Data excerpts
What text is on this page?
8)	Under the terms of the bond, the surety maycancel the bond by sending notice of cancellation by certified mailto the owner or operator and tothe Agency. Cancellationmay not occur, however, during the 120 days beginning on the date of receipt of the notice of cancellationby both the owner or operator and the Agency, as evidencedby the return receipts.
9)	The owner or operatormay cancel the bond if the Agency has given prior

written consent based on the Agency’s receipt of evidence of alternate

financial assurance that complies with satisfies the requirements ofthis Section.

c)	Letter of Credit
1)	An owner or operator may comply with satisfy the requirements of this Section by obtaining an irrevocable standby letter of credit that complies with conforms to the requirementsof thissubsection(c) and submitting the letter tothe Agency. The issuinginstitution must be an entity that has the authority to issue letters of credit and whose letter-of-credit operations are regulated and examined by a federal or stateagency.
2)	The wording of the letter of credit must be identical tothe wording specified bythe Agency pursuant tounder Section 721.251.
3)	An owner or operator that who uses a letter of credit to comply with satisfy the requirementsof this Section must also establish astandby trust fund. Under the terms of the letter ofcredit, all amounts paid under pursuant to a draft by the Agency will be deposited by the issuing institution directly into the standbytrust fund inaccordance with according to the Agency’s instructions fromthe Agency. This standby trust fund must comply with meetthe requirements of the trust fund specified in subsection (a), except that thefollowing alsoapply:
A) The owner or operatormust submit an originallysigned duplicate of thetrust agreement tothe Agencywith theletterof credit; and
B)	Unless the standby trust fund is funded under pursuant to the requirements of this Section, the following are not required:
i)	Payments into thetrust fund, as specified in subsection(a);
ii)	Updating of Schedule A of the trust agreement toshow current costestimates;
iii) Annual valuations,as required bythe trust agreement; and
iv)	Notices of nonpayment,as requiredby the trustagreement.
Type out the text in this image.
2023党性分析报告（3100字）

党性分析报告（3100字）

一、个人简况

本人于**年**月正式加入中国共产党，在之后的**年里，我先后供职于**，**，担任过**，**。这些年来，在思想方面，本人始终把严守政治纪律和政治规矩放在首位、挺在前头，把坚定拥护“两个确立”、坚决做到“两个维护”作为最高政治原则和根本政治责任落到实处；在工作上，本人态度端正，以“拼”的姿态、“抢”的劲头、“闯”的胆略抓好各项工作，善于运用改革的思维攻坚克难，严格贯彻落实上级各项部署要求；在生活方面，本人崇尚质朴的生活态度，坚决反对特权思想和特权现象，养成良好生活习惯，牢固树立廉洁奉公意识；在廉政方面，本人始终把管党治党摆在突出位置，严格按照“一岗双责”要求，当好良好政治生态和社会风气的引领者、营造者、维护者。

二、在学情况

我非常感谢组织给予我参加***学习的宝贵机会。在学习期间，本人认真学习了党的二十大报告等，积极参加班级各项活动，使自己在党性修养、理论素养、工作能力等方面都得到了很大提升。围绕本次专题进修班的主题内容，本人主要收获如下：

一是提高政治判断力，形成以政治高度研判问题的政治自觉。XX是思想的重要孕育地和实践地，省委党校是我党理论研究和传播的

# Stated goal:
Across the entries, how many lines hold the word "into"? Say only the number.

# Task result:
2